[START Task data]
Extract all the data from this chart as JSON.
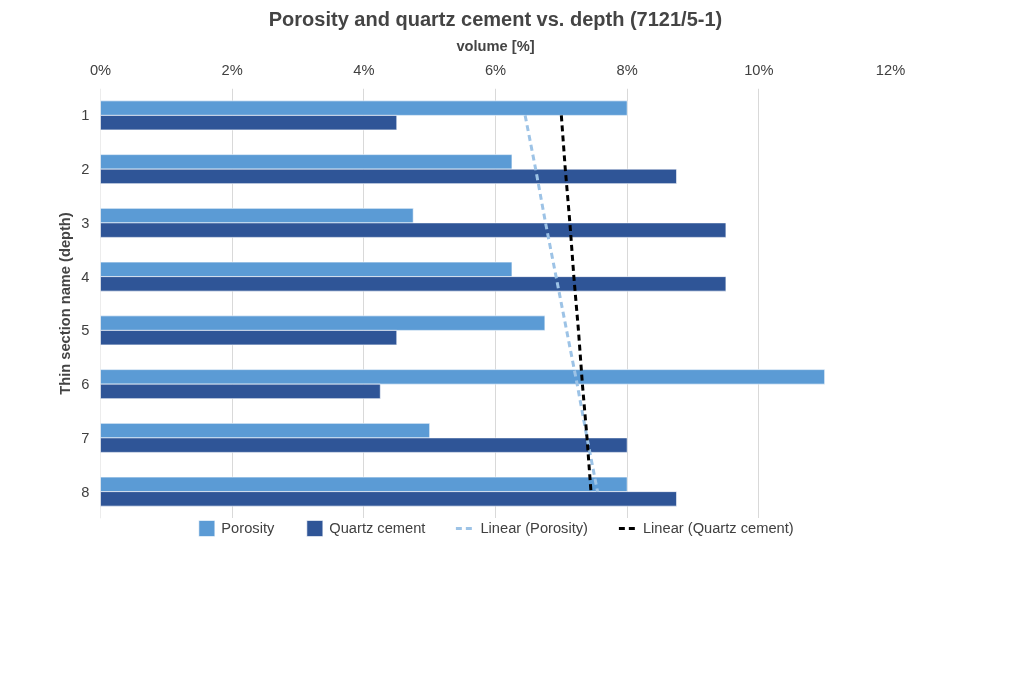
{
  "chart_data": {
    "type": "bar",
    "orientation": "horizontal",
    "title": "Porosity and quartz cement vs. depth (7121/5-1)",
    "xlabel": "volume [%]",
    "ylabel": "Thin section name (depth)",
    "categories": [
      "1",
      "2",
      "3",
      "4",
      "5",
      "6",
      "7",
      "8"
    ],
    "series": [
      {
        "name": "Porosity",
        "color": "#5b9bd5",
        "values": [
          8,
          6.25,
          4.75,
          6.25,
          6.75,
          11,
          5,
          8
        ]
      },
      {
        "name": "Quartz cement",
        "color": "#2f5597",
        "values": [
          4.5,
          8.75,
          9.5,
          9.5,
          4.5,
          4.25,
          8,
          8.75
        ]
      },
      {
        "name": "Linear (Porosity)",
        "type": "line",
        "line_style": "dashed",
        "color": "#9dc3e6",
        "values": [
          6.45,
          6.61,
          6.76,
          6.92,
          7.08,
          7.24,
          7.39,
          7.55
        ]
      },
      {
        "name": "Linear (Quartz cement)",
        "type": "line",
        "line_style": "dashed",
        "color": "#000000",
        "values": [
          7.0,
          7.06,
          7.13,
          7.19,
          7.26,
          7.32,
          7.39,
          7.45
        ]
      }
    ],
    "xlim": [
      0,
      12
    ],
    "xticks": [
      {
        "value": 0,
        "label": "0%"
      },
      {
        "value": 2,
        "label": "2%"
      },
      {
        "value": 4,
        "label": "4%"
      },
      {
        "value": 6,
        "label": "6%"
      },
      {
        "value": 8,
        "label": "8%"
      },
      {
        "value": 10,
        "label": "10%"
      },
      {
        "value": 12,
        "label": "12%"
      }
    ],
    "grid": "x",
    "legend": "bottom"
  }
}
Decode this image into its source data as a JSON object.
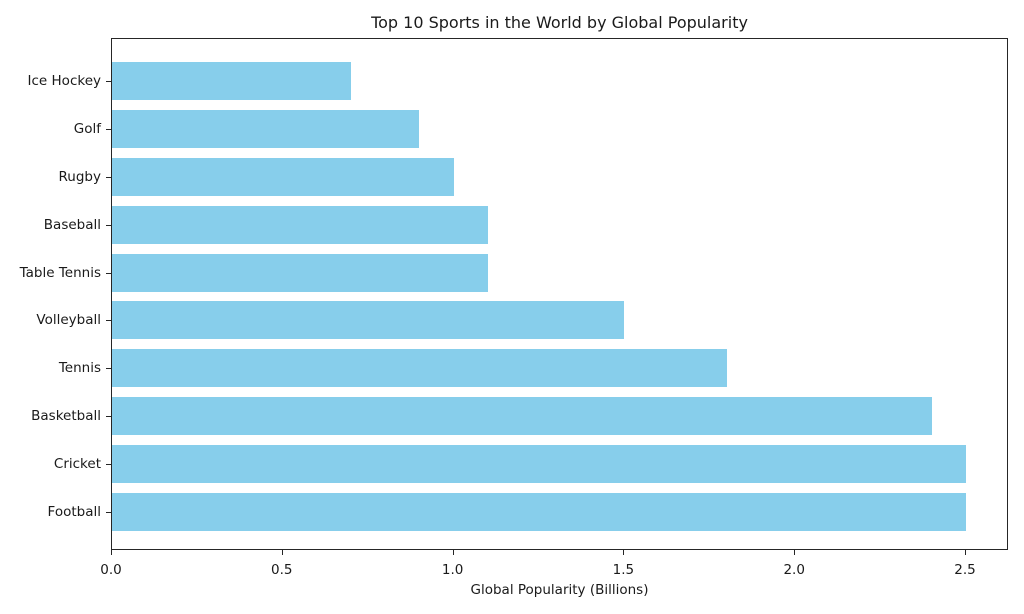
{
  "chart_data": {
    "type": "bar",
    "orientation": "horizontal",
    "title": "Top 10 Sports in the World by Global Popularity",
    "xlabel": "Global Popularity (Billions)",
    "ylabel": "",
    "categories": [
      "Football",
      "Cricket",
      "Basketball",
      "Tennis",
      "Volleyball",
      "Table Tennis",
      "Baseball",
      "Rugby",
      "Golf",
      "Ice Hockey"
    ],
    "values": [
      2.5,
      2.5,
      2.4,
      1.8,
      1.5,
      1.1,
      1.1,
      1.0,
      0.9,
      0.7
    ],
    "xlim": [
      0,
      2.625
    ],
    "xticks": [
      "0.0",
      "0.5",
      "1.0",
      "1.5",
      "2.0",
      "2.5"
    ],
    "bar_color": "#87ceeb",
    "grid": false,
    "legend": null
  }
}
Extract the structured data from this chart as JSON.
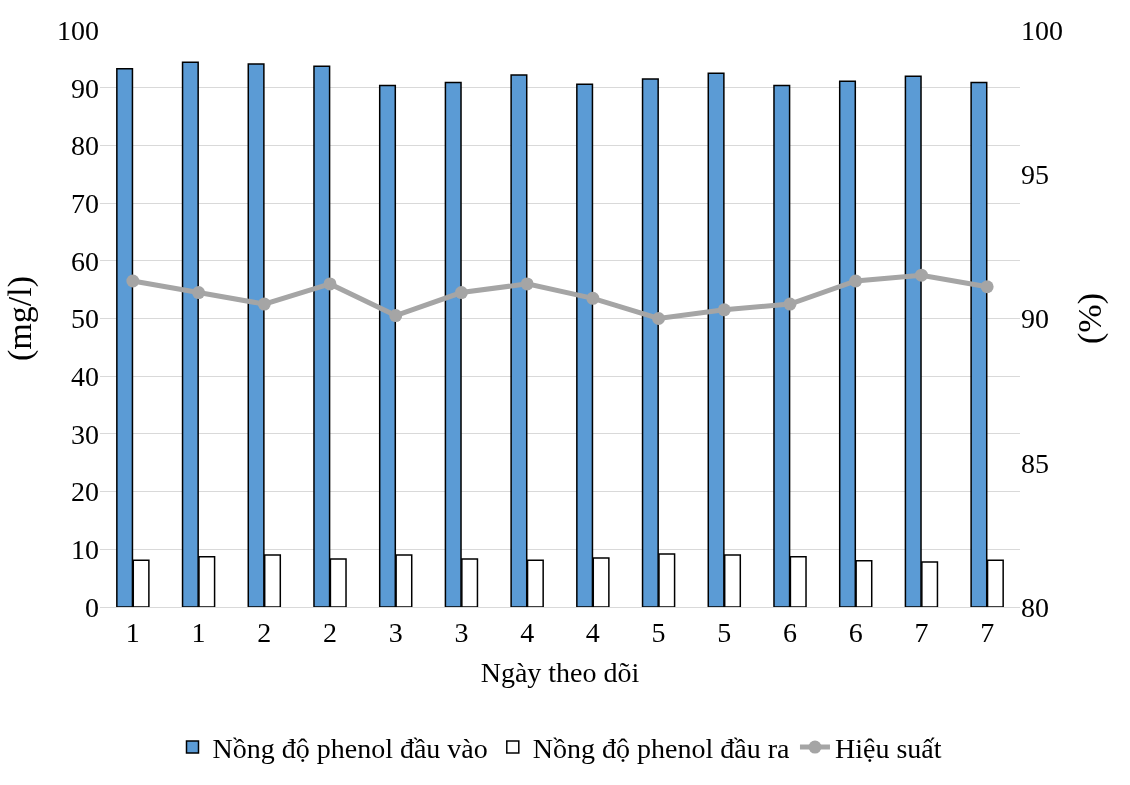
{
  "chart_data": {
    "type": "bar",
    "xlabel": "Ngày theo dõi",
    "ylabel": "(mg/l)",
    "y2label": "(%)",
    "categories": [
      "1",
      "1",
      "2",
      "2",
      "3",
      "3",
      "4",
      "4",
      "5",
      "5",
      "6",
      "6",
      "7",
      "7"
    ],
    "series": [
      {
        "name": "Nồng độ phenol đầu vào",
        "color": "#5b9bd5",
        "values": [
          93.3,
          94.4,
          94.1,
          93.7,
          90.4,
          90.9,
          92.2,
          90.6,
          91.5,
          92.5,
          90.4,
          91.1,
          92.0,
          90.9
        ]
      },
      {
        "name": "Nồng độ phenol đầu ra",
        "color": "#ffffff",
        "values": [
          8.1,
          8.7,
          9.0,
          8.3,
          9.0,
          8.3,
          8.1,
          8.5,
          9.2,
          9.0,
          8.7,
          8.0,
          7.8,
          8.1
        ]
      },
      {
        "name": "Hiệu suất",
        "type": "line",
        "axis": "y2",
        "color": "#a5a5a5",
        "marker": "circle",
        "values": [
          91.3,
          90.9,
          90.5,
          91.2,
          90.1,
          90.9,
          91.2,
          90.7,
          90.0,
          90.3,
          90.5,
          91.3,
          91.5,
          91.1
        ]
      }
    ],
    "ylim": [
      0,
      100
    ],
    "yticks": [
      0,
      10,
      20,
      30,
      40,
      50,
      60,
      70,
      80,
      90,
      100
    ],
    "y2lim": [
      80,
      100
    ],
    "y2ticks": [
      80,
      85,
      90,
      95,
      100
    ],
    "grid": "y",
    "legend": "bottom"
  }
}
[END Task data]
### Task goal
Repeat the data exactly in full, omitting its pictures.

### Exercise result
Extract all the data from this chart as JSON.
{
  "chart_data": {
    "type": "bar",
    "orientation": "horizontal",
    "title": "Porosity and quartz cement vs. depth (7121/5-1)",
    "xlabel": "volume [%]",
    "ylabel": "Thin section name (depth)",
    "categories": [
      "1",
      "2",
      "3",
      "4",
      "5",
      "6",
      "7",
      "8"
    ],
    "series": [
      {
        "name": "Porosity",
        "color": "#5b9bd5",
        "values": [
          8,
          6.25,
          4.75,
          6.25,
          6.75,
          11,
          5,
          8
        ]
      },
      {
        "name": "Quartz cement",
        "color": "#2f5597",
        "values": [
          4.5,
          8.75,
          9.5,
          9.5,
          4.5,
          4.25,
          8,
          8.75
        ]
      },
      {
        "name": "Linear (Porosity)",
        "type": "line",
        "line_style": "dashed",
        "color": "#9dc3e6",
        "values": [
          6.45,
          6.61,
          6.76,
          6.92,
          7.08,
          7.24,
          7.39,
          7.55
        ]
      },
      {
        "name": "Linear (Quartz cement)",
        "type": "line",
        "line_style": "dashed",
        "color": "#000000",
        "values": [
          7.0,
          7.06,
          7.13,
          7.19,
          7.26,
          7.32,
          7.39,
          7.45
        ]
      }
    ],
    "xlim": [
      0,
      12
    ],
    "xticks": [
      {
        "value": 0,
        "label": "0%"
      },
      {
        "value": 2,
        "label": "2%"
      },
      {
        "value": 4,
        "label": "4%"
      },
      {
        "value": 6,
        "label": "6%"
      },
      {
        "value": 8,
        "label": "8%"
      },
      {
        "value": 10,
        "label": "10%"
      },
      {
        "value": 12,
        "label": "12%"
      }
    ],
    "grid": "x",
    "legend": "bottom"
  }
}
Decode this image into its source data as a JSON object.
{
  "chart_data": {
    "type": "bar",
    "orientation": "horizontal",
    "title": "Top 10 Sports in the World by Global Popularity",
    "xlabel": "Global Popularity (Billions)",
    "ylabel": "",
    "categories": [
      "Football",
      "Cricket",
      "Basketball",
      "Tennis",
      "Volleyball",
      "Table Tennis",
      "Baseball",
      "Rugby",
      "Golf",
      "Ice Hockey"
    ],
    "values": [
      2.5,
      2.5,
      2.4,
      1.8,
      1.5,
      1.1,
      1.1,
      1.0,
      0.9,
      0.7
    ],
    "xlim": [
      0,
      2.625
    ],
    "xticks": [
      "0.0",
      "0.5",
      "1.0",
      "1.5",
      "2.0",
      "2.5"
    ],
    "bar_color": "#87ceeb",
    "grid": false,
    "legend": null
  }
}
Extract the structured data from this chart as JSON.
{
  "chart_data": {
    "type": "bar",
    "xlabel": "Ngày theo dõi",
    "ylabel": "(mg/l)",
    "y2label": "(%)",
    "categories": [
      "1",
      "1",
      "2",
      "2",
      "3",
      "3",
      "4",
      "4",
      "5",
      "5",
      "6",
      "6",
      "7",
      "7"
    ],
    "series": [
      {
        "name": "Nồng độ phenol đầu vào",
        "color": "#5b9bd5",
        "values": [
          93.3,
          94.4,
          94.1,
          93.7,
          90.4,
          90.9,
          92.2,
          90.6,
          91.5,
          92.5,
          90.4,
          91.1,
          92.0,
          90.9
        ]
      },
      {
        "name": "Nồng độ phenol đầu ra",
        "color": "#ffffff",
        "values": [
          8.1,
          8.7,
          9.0,
          8.3,
          9.0,
          8.3,
          8.1,
          8.5,
          9.2,
          9.0,
          8.7,
          8.0,
          7.8,
          8.1
        ]
      },
      {
        "name": "Hiệu suất",
        "type": "line",
        "axis": "y2",
        "color": "#a5a5a5",
        "marker": "circle",
        "values": [
          91.3,
          90.9,
          90.5,
          91.2,
          90.1,
          90.9,
          91.2,
          90.7,
          90.0,
          90.3,
          90.5,
          91.3,
          91.5,
          91.1
        ]
      }
    ],
    "ylim": [
      0,
      100
    ],
    "yticks": [
      0,
      10,
      20,
      30,
      40,
      50,
      60,
      70,
      80,
      90,
      100
    ],
    "y2lim": [
      80,
      100
    ],
    "y2ticks": [
      80,
      85,
      90,
      95,
      100
    ],
    "grid": "y",
    "legend": "bottom"
  }
}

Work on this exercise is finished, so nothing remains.